- Document section -
The appearance of stable, real patterns or behaviors produced by interaction among components that cannot be usefully reduced to individual parts.

Emergence does not imply mystery—only irreducibility under current constraints.


Layered Reality

The organization of reality into analytic layers (e.g., phenomenological, cognitive, social, institutional, physical) where different descriptions, tools, and failure modes apply.

No layer is sovereign by default.


Irreversibility

A condition in which actions or consequences cannot be undone within relevant limits of time, energy, capacity, or coordination.

Irreversibility defines hard boundaries on repair.


Path Dependence

The condition in which past actions constrain present and future options, making order and history materially relevant.


Nonlinearity

A property of systems where outputs are not proportional to inputs, producing thresholds, cascades, and phase shifts.


Rate Sensitivity

Sensitivity to the speed of change.

Systems, humans, and institutions have limited capacity to absorb rapid change even when total load appears manageable.


Salience

Definition:
The ongoing directional flow of finite energy toward locally sustaining ends, emerging from contingent conditions and stabilizing only through habituation.

Notes:
Salience is not importance at initialization.
It becomes importance only after energy flows, stabilizes, and reinforces paths.

Salience is dynamic, non-freezeable, and observable only through effects.


Epistemic and Modeling Terms

Model

A simplified representation used to navigate reality within a defined scope.

Models are tools, not assets.


Compression

The reduction of complex reality into simplified representations to enable cognition, coordination, and action.

All compression is lossy.

- Data excerpt -
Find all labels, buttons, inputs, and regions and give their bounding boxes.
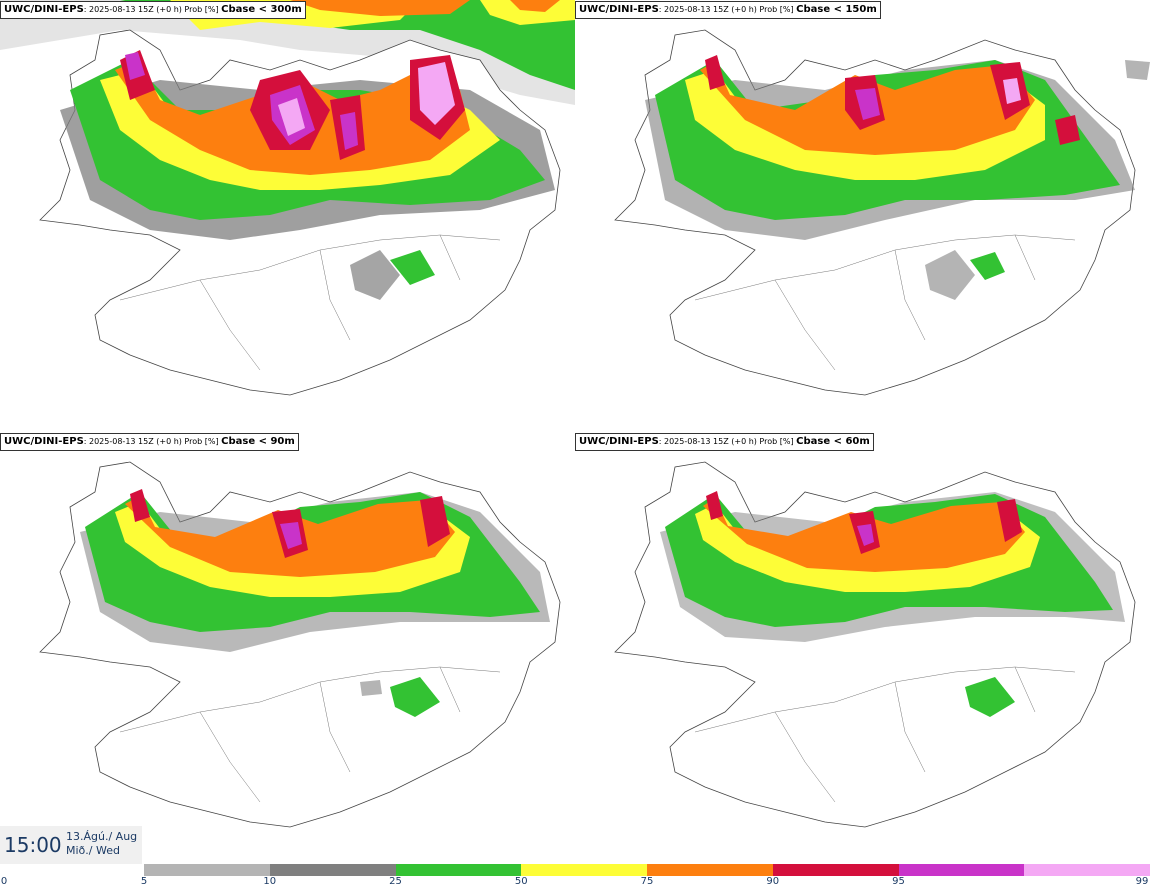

- Required work -
[a] Answer each question from the glossary of systems terms, one answer per line:
(i) What does the glossary say all compression is?
(ii) Models are described as tools rather than what?
(iii) Which term is defined as sensitivity to the speed of change?
[b] Reproduce everything in the glossary from "Models are tools, not" down to "compression is lossy.".
The rendered pages that follow the glossary play no part in this work.

- Outputs in order -
[a]
(i) Lossy.
(ii) Assets.
(iii) Rate Sensitivity.

[b]
Models are tools, not assets.


Compression

The reduction of complex reality into simplified representations to enable cognition, coordination, and action.

All compression is lossy.